Write out each entry, exactly the way it appears.

### Extracted data entries
* * * *

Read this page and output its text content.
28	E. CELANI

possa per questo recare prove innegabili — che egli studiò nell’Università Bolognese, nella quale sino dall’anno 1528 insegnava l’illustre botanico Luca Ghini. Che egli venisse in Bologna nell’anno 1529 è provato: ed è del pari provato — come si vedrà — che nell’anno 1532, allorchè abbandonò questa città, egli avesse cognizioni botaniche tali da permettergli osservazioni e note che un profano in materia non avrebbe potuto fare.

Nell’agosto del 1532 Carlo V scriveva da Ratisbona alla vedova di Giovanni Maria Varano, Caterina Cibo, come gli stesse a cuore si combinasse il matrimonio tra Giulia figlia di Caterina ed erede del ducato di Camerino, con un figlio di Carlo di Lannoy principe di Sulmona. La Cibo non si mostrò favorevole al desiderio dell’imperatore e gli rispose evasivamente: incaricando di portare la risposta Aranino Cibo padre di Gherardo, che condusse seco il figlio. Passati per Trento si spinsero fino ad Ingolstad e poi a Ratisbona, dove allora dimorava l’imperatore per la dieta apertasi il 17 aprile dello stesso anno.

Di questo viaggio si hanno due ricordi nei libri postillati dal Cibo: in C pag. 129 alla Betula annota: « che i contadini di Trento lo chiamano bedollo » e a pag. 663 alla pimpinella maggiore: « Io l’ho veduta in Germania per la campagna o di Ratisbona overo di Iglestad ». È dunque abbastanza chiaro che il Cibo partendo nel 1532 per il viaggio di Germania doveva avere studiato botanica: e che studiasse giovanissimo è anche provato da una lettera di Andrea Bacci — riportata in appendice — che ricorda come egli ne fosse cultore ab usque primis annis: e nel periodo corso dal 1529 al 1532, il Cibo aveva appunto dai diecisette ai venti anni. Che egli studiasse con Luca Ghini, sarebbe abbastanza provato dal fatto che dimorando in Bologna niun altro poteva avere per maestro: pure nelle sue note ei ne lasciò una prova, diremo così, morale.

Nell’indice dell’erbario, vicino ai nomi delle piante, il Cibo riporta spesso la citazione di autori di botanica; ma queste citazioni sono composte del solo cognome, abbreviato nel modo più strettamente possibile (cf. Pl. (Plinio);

* * * *

### Problem solution
Read this page and output its text content.
28	E. CELANI

possa per questo recare prove innegabili — che egli studiò nell’Università Bolognese, nella quale sino dall’anno 1528 insegnava l’illustre botanico Luca Ghini. Che egli venisse in Bologna nell’anno 1529 è provato: ed è del pari provato — come si vedrà — che nell’anno 1532, allorchè abbandonò questa città, egli avesse cognizioni botaniche tali da permettergli osservazioni e note che un profano in materia non avrebbe potuto fare.

Nell’agosto del 1532 Carlo V scriveva da Ratisbona alla vedova di Giovanni Maria Varano, Caterina Cibo, come gli stesse a cuore si combinasse il matrimonio tra Giulia figlia di Caterina ed erede del ducato di Camerino, con un figlio di Carlo di Lannoy principe di Sulmona. La Cibo non si mostrò favorevole al desiderio dell’imperatore e gli rispose evasivamente: incaricando di portare la risposta Aranino Cibo padre di Gherardo, che condusse seco il figlio. Passati per Trento si spinsero fino ad Ingolstad e poi a Ratisbona, dove allora dimorava l’imperatore per la dieta apertasi il 17 aprile dello stesso anno.

Di questo viaggio si hanno due ricordi nei libri postillati dal Cibo: in C pag. 129 alla Betula annota: « che i contadini di Trento lo chiamano bedollo » e a pag. 663 alla pimpinella maggiore: « Io l’ho veduta in Germania per la campagna o di Ratisbona overo di Iglestad ». È dunque abbastanza chiaro che il Cibo partendo nel 1532 per il viaggio di Germania doveva avere studiato botanica: e che studiasse giovanissimo è anche provato da una lettera di Andrea Bacci — riportata in appendice — che ricorda come egli ne fosse cultore ab usque primis annis: e nel periodo corso dal 1529 al 1532, il Cibo aveva appunto dai diecisette ai venti anni. Che egli studiasse con Luca Ghini, sarebbe abbastanza provato dal fatto che dimorando in Bologna niun altro poteva avere per maestro: pure nelle sue note ei ne lasciò una prova, diremo così, morale.

Nell’indice dell’erbario, vicino ai nomi delle piante, il Cibo riporta spesso la citazione di autori di botanica; ma queste citazioni sono composte del solo cognome, abbreviato nel modo più strettamente possibile (cf. Pl. (Plinio);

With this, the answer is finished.